- SHORT TASK
Scan the data below and pick out the lines containing the word "while".

━━━━━━━━━━━━━━━━━━━━━━━━━━━━━━

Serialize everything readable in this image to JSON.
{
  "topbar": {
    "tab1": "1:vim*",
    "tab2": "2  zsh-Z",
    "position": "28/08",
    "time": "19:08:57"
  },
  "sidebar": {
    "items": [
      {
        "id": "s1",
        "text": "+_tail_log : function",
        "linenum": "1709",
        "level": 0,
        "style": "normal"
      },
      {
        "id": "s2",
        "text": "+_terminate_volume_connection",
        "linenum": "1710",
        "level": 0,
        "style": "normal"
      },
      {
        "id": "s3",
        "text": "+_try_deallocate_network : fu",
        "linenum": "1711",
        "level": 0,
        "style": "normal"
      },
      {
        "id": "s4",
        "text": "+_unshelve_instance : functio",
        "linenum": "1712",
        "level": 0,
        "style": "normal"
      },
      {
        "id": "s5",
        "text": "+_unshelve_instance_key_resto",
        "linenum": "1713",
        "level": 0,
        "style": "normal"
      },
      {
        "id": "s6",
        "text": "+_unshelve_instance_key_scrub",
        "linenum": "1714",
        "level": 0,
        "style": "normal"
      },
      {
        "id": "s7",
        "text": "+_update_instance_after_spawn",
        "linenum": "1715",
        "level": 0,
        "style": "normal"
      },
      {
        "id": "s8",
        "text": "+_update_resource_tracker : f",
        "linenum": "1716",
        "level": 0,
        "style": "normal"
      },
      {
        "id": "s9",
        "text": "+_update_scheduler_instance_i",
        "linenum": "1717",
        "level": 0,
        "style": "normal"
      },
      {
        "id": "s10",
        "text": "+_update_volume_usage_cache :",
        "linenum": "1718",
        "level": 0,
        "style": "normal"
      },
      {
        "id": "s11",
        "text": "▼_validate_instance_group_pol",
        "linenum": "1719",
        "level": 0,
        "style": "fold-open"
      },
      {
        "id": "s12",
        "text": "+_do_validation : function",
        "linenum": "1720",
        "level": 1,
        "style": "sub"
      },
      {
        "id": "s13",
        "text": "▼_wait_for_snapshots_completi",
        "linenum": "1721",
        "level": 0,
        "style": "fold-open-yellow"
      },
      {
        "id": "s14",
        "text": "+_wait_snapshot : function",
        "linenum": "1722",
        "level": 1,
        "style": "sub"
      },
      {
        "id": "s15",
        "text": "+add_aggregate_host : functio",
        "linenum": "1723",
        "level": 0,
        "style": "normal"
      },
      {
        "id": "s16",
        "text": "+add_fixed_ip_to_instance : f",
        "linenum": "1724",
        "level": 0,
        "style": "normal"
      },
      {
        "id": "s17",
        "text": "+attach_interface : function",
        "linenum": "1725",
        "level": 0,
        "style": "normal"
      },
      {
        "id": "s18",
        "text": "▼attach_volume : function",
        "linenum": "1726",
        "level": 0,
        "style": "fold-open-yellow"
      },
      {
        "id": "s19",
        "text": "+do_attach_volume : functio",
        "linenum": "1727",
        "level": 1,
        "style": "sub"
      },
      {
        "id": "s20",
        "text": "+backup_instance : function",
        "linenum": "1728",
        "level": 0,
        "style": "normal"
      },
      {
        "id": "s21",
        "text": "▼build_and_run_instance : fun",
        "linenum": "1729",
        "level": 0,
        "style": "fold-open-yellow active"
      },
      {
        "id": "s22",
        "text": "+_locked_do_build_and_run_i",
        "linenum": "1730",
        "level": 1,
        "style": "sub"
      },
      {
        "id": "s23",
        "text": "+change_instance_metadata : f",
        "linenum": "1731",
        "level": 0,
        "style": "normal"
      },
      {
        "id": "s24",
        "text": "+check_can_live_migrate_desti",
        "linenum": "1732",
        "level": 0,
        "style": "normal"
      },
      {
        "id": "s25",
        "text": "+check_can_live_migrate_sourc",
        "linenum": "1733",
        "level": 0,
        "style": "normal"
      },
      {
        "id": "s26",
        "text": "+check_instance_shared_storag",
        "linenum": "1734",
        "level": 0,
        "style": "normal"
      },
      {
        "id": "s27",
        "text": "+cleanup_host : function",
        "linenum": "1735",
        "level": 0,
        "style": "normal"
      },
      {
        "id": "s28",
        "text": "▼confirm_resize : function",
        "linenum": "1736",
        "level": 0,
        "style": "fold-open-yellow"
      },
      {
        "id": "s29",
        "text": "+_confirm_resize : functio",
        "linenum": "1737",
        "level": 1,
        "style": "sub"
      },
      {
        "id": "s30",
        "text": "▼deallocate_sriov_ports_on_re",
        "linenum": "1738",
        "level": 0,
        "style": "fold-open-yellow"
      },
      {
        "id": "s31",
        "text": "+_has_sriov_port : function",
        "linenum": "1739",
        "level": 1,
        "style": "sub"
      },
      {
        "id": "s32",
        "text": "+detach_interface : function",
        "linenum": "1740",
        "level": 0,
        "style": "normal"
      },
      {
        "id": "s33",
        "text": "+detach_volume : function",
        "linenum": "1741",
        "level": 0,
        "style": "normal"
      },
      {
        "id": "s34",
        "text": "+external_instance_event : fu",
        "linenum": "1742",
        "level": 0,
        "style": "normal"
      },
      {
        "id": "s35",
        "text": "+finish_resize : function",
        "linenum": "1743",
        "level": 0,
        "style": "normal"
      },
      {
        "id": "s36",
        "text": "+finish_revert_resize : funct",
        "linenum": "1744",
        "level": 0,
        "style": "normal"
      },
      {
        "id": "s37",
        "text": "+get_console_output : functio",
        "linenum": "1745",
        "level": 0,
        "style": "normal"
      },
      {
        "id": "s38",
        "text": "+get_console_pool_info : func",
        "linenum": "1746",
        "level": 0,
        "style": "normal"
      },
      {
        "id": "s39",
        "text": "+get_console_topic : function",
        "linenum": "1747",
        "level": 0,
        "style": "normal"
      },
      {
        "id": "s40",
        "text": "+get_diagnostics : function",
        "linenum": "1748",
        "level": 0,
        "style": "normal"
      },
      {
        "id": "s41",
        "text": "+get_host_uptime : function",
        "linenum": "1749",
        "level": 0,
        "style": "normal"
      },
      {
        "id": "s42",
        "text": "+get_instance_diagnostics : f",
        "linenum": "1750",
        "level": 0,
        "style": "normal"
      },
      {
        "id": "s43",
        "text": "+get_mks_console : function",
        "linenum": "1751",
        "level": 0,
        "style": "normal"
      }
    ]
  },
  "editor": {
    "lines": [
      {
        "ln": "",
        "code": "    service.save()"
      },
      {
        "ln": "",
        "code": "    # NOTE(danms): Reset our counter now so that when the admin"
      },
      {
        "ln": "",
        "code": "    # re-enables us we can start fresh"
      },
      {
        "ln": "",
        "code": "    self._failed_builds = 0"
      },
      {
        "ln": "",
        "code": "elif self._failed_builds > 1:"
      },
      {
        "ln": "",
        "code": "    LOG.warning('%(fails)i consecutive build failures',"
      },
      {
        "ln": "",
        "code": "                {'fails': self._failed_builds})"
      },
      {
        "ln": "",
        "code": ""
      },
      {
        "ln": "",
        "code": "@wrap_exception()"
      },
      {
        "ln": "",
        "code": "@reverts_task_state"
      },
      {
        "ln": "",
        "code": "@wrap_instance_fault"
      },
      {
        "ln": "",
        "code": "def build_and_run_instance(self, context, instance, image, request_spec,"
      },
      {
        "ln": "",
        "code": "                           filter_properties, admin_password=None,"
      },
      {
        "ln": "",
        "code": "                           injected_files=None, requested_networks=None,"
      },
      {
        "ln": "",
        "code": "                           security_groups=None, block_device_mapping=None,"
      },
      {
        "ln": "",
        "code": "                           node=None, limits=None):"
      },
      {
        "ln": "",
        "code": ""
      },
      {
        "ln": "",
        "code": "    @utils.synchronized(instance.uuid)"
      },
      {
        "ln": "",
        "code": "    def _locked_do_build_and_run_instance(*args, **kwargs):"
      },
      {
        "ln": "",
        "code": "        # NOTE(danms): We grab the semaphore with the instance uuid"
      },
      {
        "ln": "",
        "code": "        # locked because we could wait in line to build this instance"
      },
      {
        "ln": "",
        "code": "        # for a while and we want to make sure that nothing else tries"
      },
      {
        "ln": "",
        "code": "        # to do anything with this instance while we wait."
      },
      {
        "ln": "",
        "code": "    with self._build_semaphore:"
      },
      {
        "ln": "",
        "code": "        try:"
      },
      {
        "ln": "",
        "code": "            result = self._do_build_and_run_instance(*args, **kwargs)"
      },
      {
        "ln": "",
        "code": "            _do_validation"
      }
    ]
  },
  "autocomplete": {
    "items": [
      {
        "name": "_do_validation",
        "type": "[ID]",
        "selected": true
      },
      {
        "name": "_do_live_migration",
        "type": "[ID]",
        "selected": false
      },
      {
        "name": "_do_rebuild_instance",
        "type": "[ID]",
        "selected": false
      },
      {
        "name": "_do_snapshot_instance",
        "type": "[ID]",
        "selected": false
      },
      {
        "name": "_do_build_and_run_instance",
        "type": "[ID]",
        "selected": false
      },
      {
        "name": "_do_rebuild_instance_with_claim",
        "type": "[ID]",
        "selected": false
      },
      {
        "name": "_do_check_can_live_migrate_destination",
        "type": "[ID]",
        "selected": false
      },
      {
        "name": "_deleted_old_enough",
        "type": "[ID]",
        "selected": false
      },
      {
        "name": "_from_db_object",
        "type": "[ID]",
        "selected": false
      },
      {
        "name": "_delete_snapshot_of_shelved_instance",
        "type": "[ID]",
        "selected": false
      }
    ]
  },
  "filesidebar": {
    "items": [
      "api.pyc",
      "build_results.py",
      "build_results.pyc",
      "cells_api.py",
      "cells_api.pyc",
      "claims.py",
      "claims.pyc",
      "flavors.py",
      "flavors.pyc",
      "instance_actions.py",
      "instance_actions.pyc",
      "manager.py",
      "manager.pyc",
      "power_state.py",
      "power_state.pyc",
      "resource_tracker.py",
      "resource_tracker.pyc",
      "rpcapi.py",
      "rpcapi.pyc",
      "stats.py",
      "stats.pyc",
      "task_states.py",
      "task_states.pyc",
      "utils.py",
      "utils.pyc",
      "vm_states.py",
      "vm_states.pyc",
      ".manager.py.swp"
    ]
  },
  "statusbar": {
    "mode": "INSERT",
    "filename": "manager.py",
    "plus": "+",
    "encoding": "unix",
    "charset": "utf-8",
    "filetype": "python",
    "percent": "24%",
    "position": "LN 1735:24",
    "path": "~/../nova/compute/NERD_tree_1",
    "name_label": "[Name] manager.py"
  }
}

━━━━━━━━━━━━━━━━━━━━━━━━━━━━━━

- ANSWER BELOW
        "code": "        # for a while and we want to make sure that nothing else tries"
        "code": "        # to do anything with this instance while we wait."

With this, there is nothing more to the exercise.